* _TEXT SEGMENT_
• • • • •

# What happens when Spacy loads a model ?

In [3]:
import spacy
# Load the small English model
nlp = spacy.load('en_core_web_sm')

In [6]:
nlp.pipe_names

['tagger', 'parser', 'ner']

As seen  in the output, when a document is passed to nlp, it will first tokenixe and apply the aove components ie., it will first do pos tag, then build dependency parser and so NER ( named entity recognition on it). These compnents are done in an order , this is called a pipeline. Apart from this built in components, we can add our own custom component to the pipe line.


# Why custom components?

- make function execute automatically when we call 'nlp' object
- adding our own meta data to the document/ token attributes

# Defining a simple custom component

In [8]:
def custom_component(doc):
    # Print the doc's length
    print("Doc length:", len(doc))
    # Return the doc object
    return doc

# Add the component first in the pipeline
nlp.add_pipe(custom_component, first=True)

# Print the pipeline component names
print("Pipeline:", nlp.pipe_names)

Pipeline: ['custom_component', 'tagger', 'parser', 'ner']


### Where to add custom component
- <b>last</b>	   If True, add last	nlp.add_pipe(component, last=True)
- <b>first</b>	   If True, add first	nlp.add_pipe(component, first=True)
- <b>before</b>	   Add before component	nlp.add_pipe(component, before="ner")
- <b>after</b>	   Add after component	nlp.add_pipe(component, after="tagger")

# Complex component

In [11]:
import spacy
from spacy.matcher import PhraseMatcher
from spacy.tokens import Span

nlp = spacy.load("en_core_web_sm")
animals = ["Golden Retriever", "cat", "turtle", "Rattus norvegicus"]
animal_patterns = list(nlp.pipe(animals))
print("animal_patterns:", animal_patterns)
matcher = PhraseMatcher(nlp.vocab)
matcher.add("ANIMAL", None, *animal_patterns)

# Define the custom component
def animal_component(doc):
    # Apply the matcher to the doc
    matches = matcher(doc)
    # Create a Span for each match and assign the label "ANIMAL"
    spans = [Span(doc, start, end, label="ANIMAL") for match_id, start, end in matches]
    # Overwrite the doc.ents with the matched spans
    doc.ents = spans
    return doc


# Add the component to the pipeline after the "ner" component
nlp.add_pipe(animal_component, after="ner")
print(nlp.pipe_names)

# Process the text and print the text and label for the doc.ents
doc = nlp("I have a cat and a Golden Retriever")
print([(ent.text, ent.label_) for ent in doc.ents])

• • • • •

* _PROVIDED DATA_

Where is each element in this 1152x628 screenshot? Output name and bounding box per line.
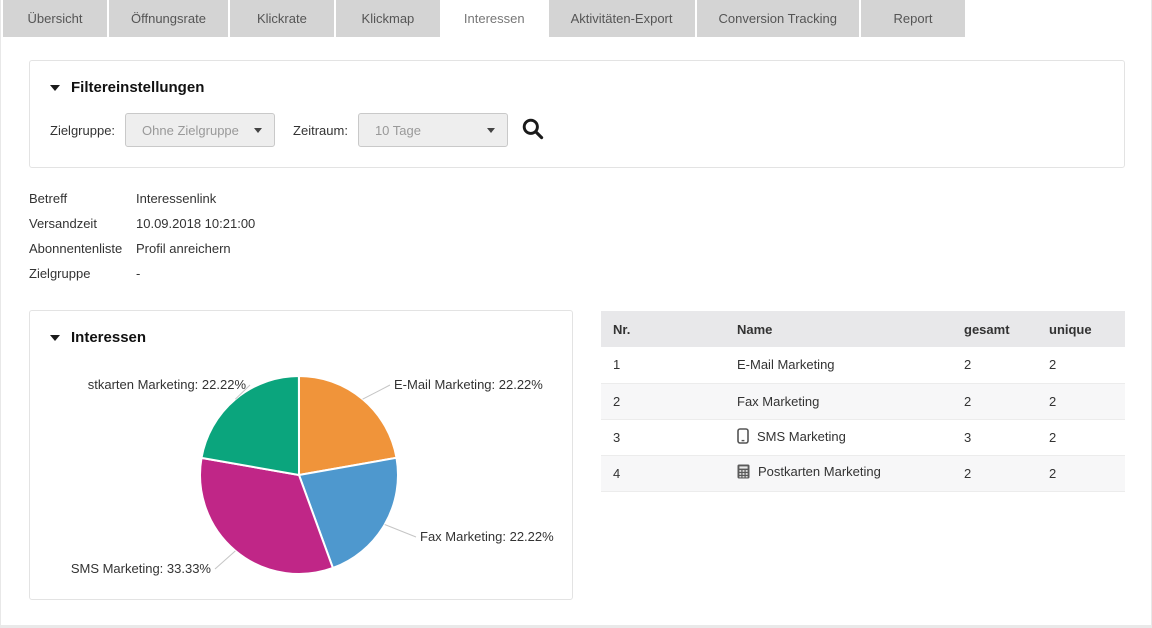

• • • • •

Reproduce word for word the part of the spaCy pipeline page from "['tagger', 'parser', 'ner']" to "the pipe line.".

['tagger', 'parser', 'ner']

As seen  in the output, when a document is passed to nlp, it will first tokenixe and apply the aove components ie., it will first do pos tag, then build dependency parser and so NER ( named entity recognition on it). These compnents are done in an order , this is called a pipeline. Apart from this built in components, we can add our own custom component to the pipe line.